Data for this exercise —
START
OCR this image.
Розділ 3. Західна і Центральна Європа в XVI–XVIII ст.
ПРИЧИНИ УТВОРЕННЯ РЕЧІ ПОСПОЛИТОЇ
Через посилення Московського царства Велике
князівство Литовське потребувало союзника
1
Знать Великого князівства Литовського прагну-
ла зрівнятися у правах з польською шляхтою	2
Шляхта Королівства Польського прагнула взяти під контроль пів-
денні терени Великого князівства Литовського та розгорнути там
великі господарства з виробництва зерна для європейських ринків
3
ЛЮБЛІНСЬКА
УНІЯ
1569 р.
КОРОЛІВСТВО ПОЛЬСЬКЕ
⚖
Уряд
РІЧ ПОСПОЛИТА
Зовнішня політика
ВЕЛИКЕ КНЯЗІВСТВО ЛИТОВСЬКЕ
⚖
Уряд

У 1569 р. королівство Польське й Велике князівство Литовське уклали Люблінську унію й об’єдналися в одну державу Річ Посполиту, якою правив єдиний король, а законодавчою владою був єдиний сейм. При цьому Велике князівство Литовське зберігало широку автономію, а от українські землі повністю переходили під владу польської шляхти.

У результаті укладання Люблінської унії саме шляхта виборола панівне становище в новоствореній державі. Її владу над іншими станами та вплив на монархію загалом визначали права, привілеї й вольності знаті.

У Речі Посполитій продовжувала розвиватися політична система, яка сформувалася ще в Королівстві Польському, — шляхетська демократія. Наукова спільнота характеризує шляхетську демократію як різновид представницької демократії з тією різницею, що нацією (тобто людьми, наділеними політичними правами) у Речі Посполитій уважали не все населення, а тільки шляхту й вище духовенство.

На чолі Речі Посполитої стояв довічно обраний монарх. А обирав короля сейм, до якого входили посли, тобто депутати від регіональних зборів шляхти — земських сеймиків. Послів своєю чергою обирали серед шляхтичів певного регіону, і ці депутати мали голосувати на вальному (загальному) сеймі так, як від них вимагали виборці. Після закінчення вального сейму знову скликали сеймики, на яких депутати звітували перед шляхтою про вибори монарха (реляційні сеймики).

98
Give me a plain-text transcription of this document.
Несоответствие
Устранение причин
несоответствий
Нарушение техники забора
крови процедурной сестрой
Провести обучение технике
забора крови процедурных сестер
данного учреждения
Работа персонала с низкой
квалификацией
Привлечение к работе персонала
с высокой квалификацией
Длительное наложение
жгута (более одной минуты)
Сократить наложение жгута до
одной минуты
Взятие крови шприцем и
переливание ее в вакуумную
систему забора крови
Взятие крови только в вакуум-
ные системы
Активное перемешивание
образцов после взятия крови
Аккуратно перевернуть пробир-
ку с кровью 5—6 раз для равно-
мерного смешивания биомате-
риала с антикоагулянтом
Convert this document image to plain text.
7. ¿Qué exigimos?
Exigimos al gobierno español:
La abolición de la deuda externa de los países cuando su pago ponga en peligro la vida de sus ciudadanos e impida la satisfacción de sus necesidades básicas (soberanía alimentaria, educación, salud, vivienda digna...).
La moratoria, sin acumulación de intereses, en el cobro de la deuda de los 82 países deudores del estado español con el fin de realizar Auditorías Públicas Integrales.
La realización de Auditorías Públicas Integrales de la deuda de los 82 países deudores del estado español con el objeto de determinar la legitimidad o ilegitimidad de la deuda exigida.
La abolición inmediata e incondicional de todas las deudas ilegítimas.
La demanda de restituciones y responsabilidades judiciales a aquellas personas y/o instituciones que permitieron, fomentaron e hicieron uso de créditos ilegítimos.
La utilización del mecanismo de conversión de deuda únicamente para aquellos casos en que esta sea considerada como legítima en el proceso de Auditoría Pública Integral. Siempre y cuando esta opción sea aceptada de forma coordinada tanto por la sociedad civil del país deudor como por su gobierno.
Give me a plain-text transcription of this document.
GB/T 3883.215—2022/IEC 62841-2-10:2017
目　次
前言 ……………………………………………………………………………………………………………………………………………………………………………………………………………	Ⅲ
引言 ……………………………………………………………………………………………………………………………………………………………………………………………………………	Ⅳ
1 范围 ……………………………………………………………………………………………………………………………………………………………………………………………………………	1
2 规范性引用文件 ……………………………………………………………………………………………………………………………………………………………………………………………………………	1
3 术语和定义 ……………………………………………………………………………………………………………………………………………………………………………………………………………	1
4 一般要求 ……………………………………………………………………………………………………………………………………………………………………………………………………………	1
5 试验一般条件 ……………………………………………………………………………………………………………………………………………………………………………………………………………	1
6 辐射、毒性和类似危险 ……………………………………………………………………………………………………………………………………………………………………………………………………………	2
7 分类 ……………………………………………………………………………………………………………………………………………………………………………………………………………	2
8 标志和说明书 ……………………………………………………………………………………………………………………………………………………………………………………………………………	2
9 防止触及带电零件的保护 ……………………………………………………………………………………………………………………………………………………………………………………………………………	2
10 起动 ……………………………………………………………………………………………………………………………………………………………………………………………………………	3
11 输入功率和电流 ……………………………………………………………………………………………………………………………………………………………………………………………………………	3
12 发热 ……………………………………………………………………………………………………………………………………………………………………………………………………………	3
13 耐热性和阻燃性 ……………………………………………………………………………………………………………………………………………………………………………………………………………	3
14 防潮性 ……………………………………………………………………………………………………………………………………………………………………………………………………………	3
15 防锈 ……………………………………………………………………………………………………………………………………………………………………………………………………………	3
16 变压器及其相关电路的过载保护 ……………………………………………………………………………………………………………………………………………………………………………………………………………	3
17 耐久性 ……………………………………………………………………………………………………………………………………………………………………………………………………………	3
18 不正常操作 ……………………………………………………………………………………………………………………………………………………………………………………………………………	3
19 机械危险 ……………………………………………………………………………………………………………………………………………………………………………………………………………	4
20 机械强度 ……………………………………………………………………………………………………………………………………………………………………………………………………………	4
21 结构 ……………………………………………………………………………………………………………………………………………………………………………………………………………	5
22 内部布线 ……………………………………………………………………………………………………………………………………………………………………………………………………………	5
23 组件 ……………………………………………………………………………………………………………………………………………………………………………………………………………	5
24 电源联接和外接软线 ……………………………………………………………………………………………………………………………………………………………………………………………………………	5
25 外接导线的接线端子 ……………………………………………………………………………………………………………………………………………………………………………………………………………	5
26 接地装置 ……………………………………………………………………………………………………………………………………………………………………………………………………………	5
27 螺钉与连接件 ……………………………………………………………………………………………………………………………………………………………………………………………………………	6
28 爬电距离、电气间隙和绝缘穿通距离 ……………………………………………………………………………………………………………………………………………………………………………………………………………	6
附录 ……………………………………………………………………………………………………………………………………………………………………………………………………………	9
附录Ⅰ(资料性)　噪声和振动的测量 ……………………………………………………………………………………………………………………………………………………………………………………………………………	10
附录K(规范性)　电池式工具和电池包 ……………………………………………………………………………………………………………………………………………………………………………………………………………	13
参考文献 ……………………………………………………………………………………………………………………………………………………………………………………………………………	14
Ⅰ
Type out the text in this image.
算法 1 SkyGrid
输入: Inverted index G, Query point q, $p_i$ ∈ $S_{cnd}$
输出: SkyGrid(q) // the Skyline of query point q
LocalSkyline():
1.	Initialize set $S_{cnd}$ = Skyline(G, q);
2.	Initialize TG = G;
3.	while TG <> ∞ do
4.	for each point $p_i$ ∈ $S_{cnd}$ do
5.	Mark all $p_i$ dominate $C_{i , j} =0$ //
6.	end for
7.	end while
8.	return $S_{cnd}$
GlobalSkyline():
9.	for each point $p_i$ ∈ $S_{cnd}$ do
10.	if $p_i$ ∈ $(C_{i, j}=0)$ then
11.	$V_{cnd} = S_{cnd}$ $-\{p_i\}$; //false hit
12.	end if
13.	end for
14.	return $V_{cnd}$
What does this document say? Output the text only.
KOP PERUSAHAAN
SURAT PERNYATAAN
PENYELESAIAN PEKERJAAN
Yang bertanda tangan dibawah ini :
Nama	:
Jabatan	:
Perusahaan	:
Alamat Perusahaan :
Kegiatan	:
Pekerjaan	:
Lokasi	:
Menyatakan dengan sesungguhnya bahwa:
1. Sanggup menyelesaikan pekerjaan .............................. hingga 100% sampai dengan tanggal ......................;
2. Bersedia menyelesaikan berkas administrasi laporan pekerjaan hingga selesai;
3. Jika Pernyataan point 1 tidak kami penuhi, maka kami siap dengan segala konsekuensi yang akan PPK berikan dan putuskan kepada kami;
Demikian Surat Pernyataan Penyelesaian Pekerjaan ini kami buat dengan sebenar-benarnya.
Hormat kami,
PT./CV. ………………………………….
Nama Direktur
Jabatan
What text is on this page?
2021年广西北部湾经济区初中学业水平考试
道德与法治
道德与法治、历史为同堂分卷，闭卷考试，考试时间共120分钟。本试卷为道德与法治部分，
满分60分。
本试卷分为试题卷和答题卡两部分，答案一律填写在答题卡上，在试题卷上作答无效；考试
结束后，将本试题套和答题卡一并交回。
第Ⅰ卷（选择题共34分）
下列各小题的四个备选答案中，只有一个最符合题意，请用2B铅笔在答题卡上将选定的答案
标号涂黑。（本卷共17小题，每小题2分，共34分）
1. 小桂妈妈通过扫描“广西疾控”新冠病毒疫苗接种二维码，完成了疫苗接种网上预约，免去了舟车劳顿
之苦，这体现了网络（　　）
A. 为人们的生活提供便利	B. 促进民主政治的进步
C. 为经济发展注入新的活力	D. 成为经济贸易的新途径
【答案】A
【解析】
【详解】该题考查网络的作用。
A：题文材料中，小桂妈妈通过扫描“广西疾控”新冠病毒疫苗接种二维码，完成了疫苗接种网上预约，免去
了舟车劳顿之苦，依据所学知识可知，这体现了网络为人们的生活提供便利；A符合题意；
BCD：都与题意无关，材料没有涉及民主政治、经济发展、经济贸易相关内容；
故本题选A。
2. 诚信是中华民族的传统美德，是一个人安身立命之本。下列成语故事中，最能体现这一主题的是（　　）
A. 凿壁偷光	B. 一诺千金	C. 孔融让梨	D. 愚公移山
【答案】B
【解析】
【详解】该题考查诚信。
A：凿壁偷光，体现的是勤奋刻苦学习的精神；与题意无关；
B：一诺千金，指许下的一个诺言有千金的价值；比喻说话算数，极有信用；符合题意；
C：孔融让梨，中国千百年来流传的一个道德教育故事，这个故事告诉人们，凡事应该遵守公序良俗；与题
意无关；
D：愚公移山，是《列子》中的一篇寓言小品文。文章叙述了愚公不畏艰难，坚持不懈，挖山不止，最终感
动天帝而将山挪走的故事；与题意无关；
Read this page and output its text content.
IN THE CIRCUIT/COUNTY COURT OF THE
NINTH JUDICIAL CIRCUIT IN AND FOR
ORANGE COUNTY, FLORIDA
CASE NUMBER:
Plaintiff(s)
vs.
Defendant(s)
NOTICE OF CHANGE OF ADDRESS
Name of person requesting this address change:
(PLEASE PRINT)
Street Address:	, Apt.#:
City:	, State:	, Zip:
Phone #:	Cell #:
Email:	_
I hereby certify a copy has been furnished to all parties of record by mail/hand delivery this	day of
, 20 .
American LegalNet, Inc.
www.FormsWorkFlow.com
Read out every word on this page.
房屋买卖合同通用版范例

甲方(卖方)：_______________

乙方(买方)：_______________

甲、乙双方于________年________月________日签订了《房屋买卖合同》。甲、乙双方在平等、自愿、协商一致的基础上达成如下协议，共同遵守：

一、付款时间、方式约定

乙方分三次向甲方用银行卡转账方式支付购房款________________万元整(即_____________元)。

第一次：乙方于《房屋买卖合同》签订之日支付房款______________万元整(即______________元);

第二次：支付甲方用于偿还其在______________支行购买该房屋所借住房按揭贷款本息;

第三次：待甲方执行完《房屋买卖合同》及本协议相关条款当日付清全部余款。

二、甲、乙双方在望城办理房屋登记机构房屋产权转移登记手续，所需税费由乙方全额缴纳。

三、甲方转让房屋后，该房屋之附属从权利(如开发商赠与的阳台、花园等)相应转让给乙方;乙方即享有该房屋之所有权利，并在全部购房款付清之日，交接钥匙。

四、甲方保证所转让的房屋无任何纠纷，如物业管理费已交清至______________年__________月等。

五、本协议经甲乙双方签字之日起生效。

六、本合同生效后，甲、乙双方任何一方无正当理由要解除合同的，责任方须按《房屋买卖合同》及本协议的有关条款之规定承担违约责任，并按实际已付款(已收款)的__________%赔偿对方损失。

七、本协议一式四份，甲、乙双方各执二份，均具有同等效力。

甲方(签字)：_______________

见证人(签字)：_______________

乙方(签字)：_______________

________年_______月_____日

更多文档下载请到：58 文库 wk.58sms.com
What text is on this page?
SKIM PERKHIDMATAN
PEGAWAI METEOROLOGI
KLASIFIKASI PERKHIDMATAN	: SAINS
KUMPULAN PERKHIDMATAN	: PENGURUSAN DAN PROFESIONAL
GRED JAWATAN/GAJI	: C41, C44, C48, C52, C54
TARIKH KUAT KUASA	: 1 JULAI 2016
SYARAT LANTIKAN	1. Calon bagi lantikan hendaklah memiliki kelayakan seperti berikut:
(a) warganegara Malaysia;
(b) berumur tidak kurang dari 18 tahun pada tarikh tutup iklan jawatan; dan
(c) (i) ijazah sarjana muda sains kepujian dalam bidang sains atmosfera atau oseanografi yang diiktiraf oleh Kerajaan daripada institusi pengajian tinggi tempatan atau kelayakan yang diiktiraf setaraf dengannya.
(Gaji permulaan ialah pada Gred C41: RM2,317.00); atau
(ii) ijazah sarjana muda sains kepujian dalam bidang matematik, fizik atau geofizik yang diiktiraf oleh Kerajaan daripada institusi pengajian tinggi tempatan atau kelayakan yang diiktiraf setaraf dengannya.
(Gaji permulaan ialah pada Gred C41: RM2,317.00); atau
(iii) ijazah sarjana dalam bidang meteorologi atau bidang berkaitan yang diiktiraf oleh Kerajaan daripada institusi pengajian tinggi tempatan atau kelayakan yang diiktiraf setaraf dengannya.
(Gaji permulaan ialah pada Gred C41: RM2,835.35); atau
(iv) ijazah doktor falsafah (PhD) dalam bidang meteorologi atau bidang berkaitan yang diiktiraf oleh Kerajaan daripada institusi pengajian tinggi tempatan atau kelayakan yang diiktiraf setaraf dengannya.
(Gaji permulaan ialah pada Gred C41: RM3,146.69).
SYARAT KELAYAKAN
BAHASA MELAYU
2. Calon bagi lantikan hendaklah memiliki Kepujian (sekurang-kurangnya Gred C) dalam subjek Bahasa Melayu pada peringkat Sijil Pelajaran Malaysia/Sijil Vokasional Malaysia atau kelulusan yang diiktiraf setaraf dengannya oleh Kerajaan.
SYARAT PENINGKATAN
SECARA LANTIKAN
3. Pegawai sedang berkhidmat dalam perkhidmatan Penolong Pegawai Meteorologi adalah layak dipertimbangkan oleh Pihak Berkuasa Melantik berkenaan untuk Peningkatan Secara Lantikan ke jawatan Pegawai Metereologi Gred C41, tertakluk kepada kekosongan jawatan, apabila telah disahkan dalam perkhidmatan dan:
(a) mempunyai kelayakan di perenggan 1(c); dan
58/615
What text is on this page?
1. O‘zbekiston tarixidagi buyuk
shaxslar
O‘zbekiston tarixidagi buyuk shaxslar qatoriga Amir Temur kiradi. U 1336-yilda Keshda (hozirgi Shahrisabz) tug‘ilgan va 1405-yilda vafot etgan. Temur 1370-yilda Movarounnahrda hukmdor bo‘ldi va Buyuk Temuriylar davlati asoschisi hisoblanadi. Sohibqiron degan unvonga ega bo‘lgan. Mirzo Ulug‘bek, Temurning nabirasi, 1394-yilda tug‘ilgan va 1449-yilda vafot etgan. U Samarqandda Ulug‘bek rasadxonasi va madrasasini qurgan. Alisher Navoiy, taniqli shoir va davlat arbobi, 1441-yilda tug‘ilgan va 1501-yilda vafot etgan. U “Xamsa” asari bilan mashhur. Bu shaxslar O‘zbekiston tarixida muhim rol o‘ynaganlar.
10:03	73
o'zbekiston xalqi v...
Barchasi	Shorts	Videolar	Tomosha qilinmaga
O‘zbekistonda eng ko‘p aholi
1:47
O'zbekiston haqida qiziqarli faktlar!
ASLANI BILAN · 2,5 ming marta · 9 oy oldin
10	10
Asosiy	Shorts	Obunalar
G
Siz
END
Exercise details — Pick out every line above that holds the word "Integrales" and copy it.

Completed task —
La moratoria, sin acumulación de intereses, en el cobro de la deuda de los 82 países deudores del estado español con el fin de realizar Auditorías Públicas Integrales.
La realización de Auditorías Públicas Integrales de la deuda de los 82 países deudores del estado español con el objeto de determinar la legitimidad o ilegitimidad de la deuda exigida.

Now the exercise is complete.